THE EXERCISE » Write out, word for word, everything in the cohomology discussion below from "I'm cautious, because" down to "order of M.".

PROVIDED PASSAGE »

==========

Probably something about Ext groups, no?
I'm cautious, because of examples like this: math.stackexchange.com/questions/3254029/… which is where I'm headed, though I will fall into the gap between the standard hypotheses and the counterexample there.
 
 
1 hour later…
7:57 AM
Kind of hard to follow your train of thought, let me try to rephrase: You're asking whether the cohomology groups of K(G,1) with coefficients in M are torsion, where M is finite, and G is an infinite torsion group? Or are you asking something more general about Serre classes?

The first thing is trivially true, without any conditions on G. H^*(X;M) is always annihilated by the order of M.
 
 
2 hours later…
10:14 AM
I suspected the thing in the last comment, but I was wondering if there is a more general/formal version of this in case I need something more widely applicable
I'm definitely assuming more general local coefficients, and many sources I look at chicken out and just give constant coefficients, else I'd not be so worried that I'm missing something.
 
I don't think the general statement you asked for is correct. For example, take a space Y with homology given by Q in degree 2, and endow it with a C_2 action by -1 on H_2(Y). Take X = Y_{hC_2} (or (Y x EC_2)_{C_2}, if you prefer). Then X has the homology of a point, but H_*(X; Z[C_2]) = H_*(Y;Z), which is Q in degree 2. So this is a counterexample for the Serre class of finitely generated abelian groups.
(sorry, of course X doesn't have the homology of a point, but the homology of BC_2. But this is still finitely generated in each degree, so this is still a counterexample)

==========

Layout records »

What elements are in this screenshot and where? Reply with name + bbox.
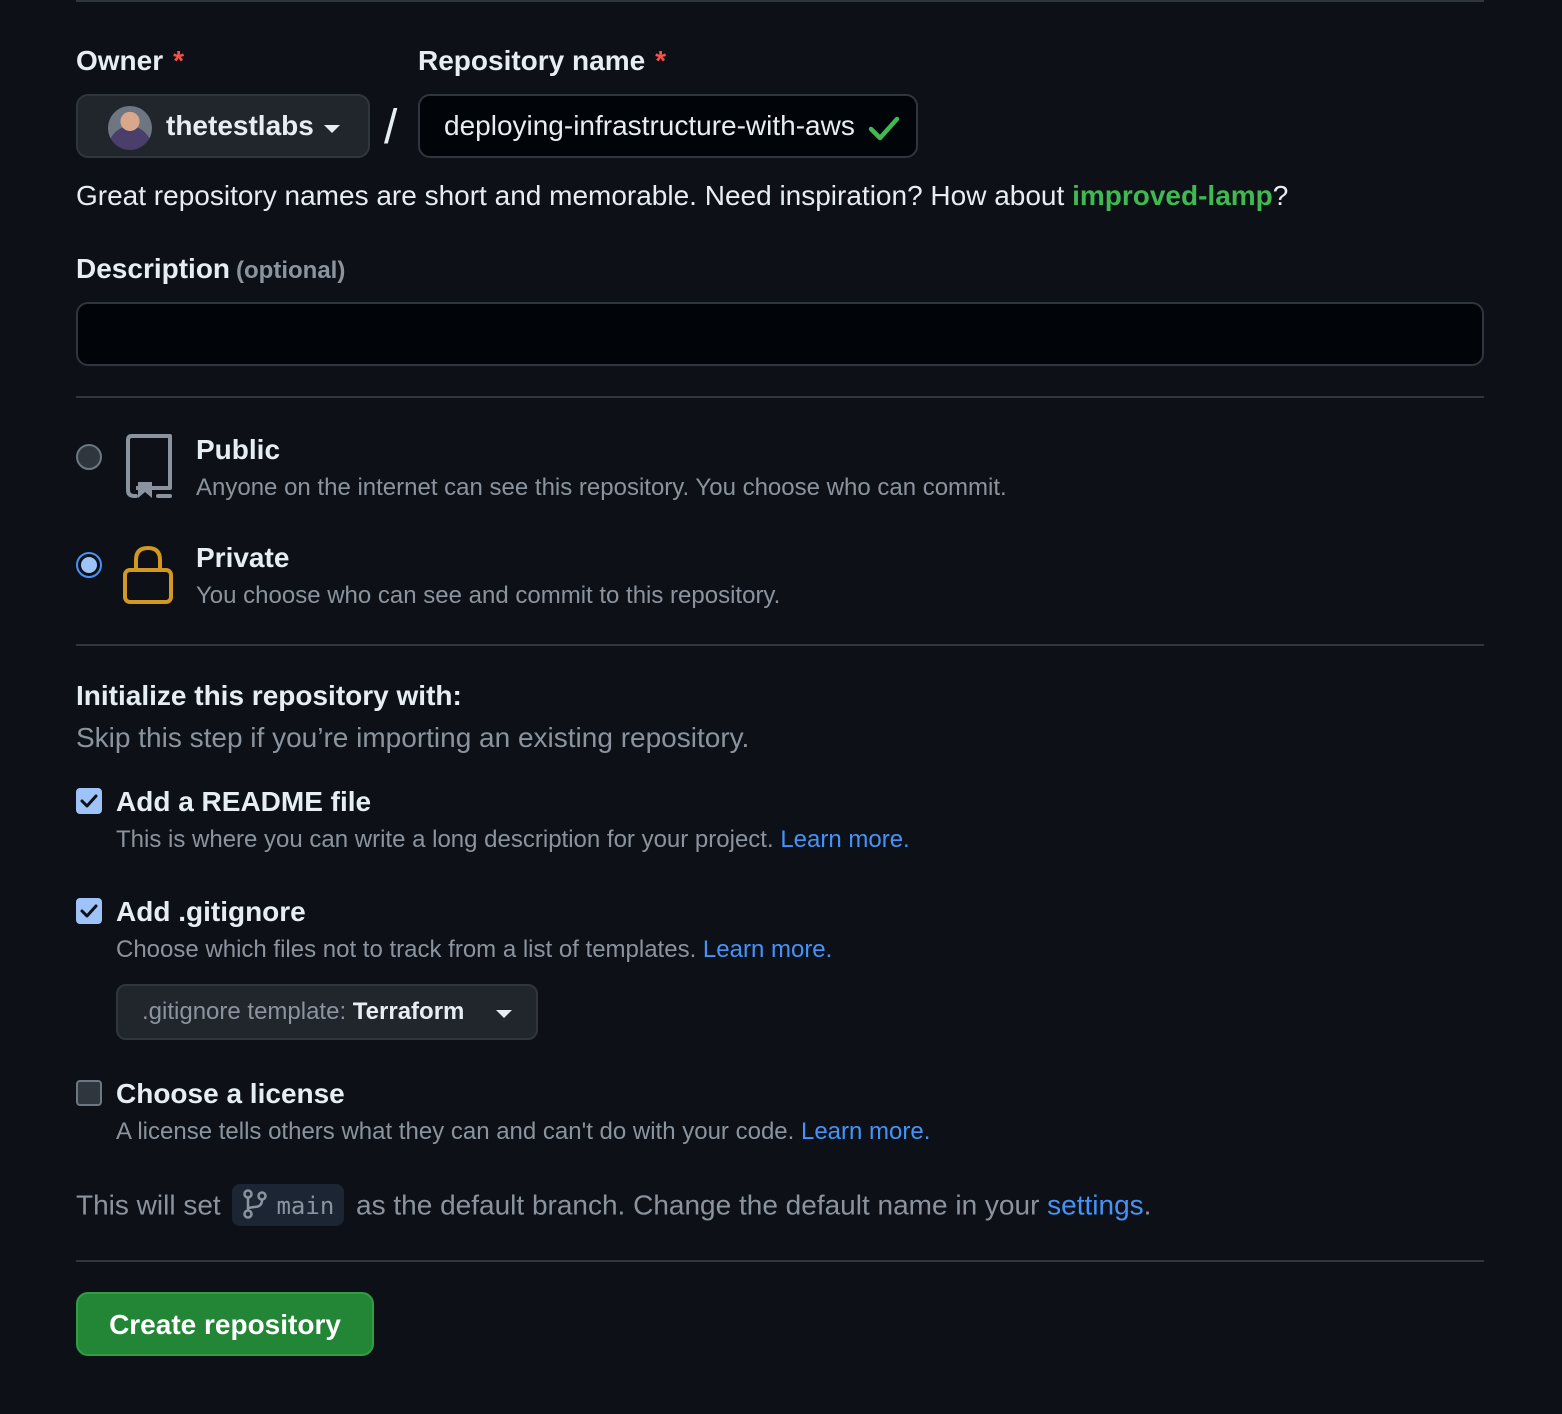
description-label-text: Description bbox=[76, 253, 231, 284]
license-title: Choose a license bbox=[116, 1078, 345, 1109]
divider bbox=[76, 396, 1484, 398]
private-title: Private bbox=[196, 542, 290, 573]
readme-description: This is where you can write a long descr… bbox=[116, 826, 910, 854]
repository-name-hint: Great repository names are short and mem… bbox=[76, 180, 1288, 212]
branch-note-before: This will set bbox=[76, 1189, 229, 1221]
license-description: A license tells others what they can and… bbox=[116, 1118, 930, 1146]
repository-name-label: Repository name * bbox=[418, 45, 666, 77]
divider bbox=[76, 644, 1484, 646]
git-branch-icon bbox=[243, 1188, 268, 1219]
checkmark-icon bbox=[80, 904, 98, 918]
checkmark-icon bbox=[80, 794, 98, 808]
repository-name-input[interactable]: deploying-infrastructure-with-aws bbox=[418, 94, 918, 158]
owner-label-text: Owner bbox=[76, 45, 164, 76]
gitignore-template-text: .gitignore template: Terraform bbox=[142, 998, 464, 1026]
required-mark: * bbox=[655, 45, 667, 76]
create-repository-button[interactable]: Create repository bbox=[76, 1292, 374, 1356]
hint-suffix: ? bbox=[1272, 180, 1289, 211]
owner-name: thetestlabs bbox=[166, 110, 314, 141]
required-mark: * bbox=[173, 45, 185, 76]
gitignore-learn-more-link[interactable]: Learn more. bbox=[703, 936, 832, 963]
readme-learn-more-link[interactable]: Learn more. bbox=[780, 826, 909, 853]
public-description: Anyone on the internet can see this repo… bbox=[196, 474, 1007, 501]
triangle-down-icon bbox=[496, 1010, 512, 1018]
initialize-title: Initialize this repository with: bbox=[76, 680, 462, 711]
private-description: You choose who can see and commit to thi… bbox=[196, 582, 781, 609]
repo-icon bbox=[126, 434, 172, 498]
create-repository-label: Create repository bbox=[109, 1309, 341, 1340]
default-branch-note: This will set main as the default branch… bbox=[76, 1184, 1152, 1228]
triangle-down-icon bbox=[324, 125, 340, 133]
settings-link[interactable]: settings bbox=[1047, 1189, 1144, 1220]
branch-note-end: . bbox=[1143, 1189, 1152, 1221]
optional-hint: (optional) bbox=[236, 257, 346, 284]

==========

CORRECT OUTPUT »
I'm cautious, because of examples like this: math.stackexchange.com/questions/3254029/… which is where I'm headed, though I will fall into the gap between the standard hypotheses and the counterexample there.
 
 
1 hour later…
7:57 AM
Kind of hard to follow your train of thought, let me try to rephrase: You're asking whether the cohomology groups of K(G,1) with coefficients in M are torsion, where M is finite, and G is an infinite torsion group? Or are you asking something more general about Serre classes?

The first thing is trivially true, without any conditions on G. H^*(X;M) is always annihilated by the order of M.